> [Set task]: Repeat the whole listing below, word for word.

===== Input rows

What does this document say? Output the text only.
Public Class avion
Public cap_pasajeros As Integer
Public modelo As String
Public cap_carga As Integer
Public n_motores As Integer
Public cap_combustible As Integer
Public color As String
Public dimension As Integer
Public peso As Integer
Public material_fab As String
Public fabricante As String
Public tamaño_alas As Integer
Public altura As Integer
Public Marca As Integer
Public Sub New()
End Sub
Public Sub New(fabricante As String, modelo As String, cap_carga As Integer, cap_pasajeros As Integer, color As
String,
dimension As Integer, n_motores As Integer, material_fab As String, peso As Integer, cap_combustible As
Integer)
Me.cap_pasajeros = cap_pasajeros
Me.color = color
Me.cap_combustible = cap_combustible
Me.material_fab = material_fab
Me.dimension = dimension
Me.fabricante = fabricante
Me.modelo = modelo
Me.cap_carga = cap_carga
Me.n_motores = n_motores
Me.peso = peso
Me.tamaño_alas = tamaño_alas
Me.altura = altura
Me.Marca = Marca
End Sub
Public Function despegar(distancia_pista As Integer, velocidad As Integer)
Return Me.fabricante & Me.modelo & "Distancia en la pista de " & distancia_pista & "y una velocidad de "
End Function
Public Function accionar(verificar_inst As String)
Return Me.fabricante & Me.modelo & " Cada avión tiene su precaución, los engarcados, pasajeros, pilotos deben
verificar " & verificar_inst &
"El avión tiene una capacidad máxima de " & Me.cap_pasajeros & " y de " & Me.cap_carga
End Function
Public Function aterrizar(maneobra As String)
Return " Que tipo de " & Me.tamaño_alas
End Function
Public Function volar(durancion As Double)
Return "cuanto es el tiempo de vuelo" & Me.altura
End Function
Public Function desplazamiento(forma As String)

==========

> [Exercise result]:
What does this document say? Output the text only.
Public Class avion
Public cap_pasajeros As Integer
Public modelo As String
Public cap_carga As Integer
Public n_motores As Integer
Public cap_combustible As Integer
Public color As String
Public dimension As Integer
Public peso As Integer
Public material_fab As String
Public fabricante As String
Public tamaño_alas As Integer
Public altura As Integer
Public Marca As Integer
Public Sub New()
End Sub
Public Sub New(fabricante As String, modelo As String, cap_carga As Integer, cap_pasajeros As Integer, color As
String,
dimension As Integer, n_motores As Integer, material_fab As String, peso As Integer, cap_combustible As
Integer)
Me.cap_pasajeros = cap_pasajeros
Me.color = color
Me.cap_combustible = cap_combustible
Me.material_fab = material_fab
Me.dimension = dimension
Me.fabricante = fabricante
Me.modelo = modelo
Me.cap_carga = cap_carga
Me.n_motores = n_motores
Me.peso = peso
Me.tamaño_alas = tamaño_alas
Me.altura = altura
Me.Marca = Marca
End Sub
Public Function despegar(distancia_pista As Integer, velocidad As Integer)
Return Me.fabricante & Me.modelo & "Distancia en la pista de " & distancia_pista & "y una velocidad de "
End Function
Public Function accionar(verificar_inst As String)
Return Me.fabricante & Me.modelo & " Cada avión tiene su precaución, los engarcados, pasajeros, pilotos deben
verificar " & verificar_inst &
"El avión tiene una capacidad máxima de " & Me.cap_pasajeros & " y de " & Me.cap_carga
End Function
Public Function aterrizar(maneobra As String)
Return " Que tipo de " & Me.tamaño_alas
End Function
Public Function volar(durancion As Double)
Return "cuanto es el tiempo de vuelo" & Me.altura
End Function
Public Function desplazamiento(forma As String)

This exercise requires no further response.